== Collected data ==
━━━━━━━━━━━━━━━━
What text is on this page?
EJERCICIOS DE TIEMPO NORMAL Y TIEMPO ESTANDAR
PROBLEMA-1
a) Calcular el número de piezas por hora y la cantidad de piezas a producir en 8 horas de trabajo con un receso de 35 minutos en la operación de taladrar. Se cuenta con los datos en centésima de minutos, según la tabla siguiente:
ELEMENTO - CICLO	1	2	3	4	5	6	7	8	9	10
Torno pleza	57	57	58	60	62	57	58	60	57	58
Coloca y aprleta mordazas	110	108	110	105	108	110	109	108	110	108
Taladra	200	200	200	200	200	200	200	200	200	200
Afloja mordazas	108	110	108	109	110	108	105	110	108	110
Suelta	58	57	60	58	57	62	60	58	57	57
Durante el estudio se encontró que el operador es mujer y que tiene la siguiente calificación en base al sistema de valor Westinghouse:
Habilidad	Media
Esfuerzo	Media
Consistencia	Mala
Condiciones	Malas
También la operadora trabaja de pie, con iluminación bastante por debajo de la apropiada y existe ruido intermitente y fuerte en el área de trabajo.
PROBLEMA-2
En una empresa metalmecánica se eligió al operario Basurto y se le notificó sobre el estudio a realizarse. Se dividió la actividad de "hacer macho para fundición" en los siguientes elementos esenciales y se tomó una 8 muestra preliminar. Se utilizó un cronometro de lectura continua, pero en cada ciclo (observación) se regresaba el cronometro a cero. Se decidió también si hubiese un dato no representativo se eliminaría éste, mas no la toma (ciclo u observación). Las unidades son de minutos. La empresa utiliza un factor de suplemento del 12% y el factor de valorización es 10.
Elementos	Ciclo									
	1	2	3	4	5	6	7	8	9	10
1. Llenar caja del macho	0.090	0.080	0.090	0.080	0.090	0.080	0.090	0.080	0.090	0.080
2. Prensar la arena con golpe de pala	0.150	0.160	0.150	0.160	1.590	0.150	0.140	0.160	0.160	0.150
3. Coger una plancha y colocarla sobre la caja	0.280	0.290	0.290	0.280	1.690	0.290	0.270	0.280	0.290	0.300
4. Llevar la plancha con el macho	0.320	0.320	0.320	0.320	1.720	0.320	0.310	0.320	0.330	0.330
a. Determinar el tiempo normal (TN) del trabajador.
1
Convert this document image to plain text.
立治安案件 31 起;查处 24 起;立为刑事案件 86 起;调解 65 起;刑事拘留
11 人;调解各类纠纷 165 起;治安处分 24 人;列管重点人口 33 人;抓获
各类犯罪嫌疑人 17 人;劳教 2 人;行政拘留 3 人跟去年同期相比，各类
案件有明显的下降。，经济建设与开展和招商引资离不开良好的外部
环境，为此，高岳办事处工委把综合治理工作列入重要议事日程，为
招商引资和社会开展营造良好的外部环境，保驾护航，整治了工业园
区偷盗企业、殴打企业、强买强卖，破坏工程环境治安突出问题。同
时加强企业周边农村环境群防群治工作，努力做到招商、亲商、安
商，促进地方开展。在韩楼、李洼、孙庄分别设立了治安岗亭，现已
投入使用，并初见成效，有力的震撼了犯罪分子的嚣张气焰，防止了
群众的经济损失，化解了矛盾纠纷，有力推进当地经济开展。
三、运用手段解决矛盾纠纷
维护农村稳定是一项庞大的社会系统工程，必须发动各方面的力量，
━━━━━━━━━━━━━━━━
== What to do ==
Reproduce the lines from the one containing "Convert this document image to plain text." to the end of the entries, keeping both ends and adding nothing.

== Expected output ==
Convert this document image to plain text.
立治安案件 31 起;查处 24 起;立为刑事案件 86 起;调解 65 起;刑事拘留
11 人;调解各类纠纷 165 起;治安处分 24 人;列管重点人口 33 人;抓获
各类犯罪嫌疑人 17 人;劳教 2 人;行政拘留 3 人跟去年同期相比，各类
案件有明显的下降。，经济建设与开展和招商引资离不开良好的外部
环境，为此，高岳办事处工委把综合治理工作列入重要议事日程，为
招商引资和社会开展营造良好的外部环境，保驾护航，整治了工业园
区偷盗企业、殴打企业、强买强卖，破坏工程环境治安突出问题。同
时加强企业周边农村环境群防群治工作，努力做到招商、亲商、安
商，促进地方开展。在韩楼、李洼、孙庄分别设立了治安岗亭，现已
投入使用，并初见成效，有力的震撼了犯罪分子的嚣张气焰，防止了
群众的经济损失，化解了矛盾纠纷，有力推进当地经济开展。
三、运用手段解决矛盾纠纷
维护农村稳定是一项庞大的社会系统工程，必须发动各方面的力量，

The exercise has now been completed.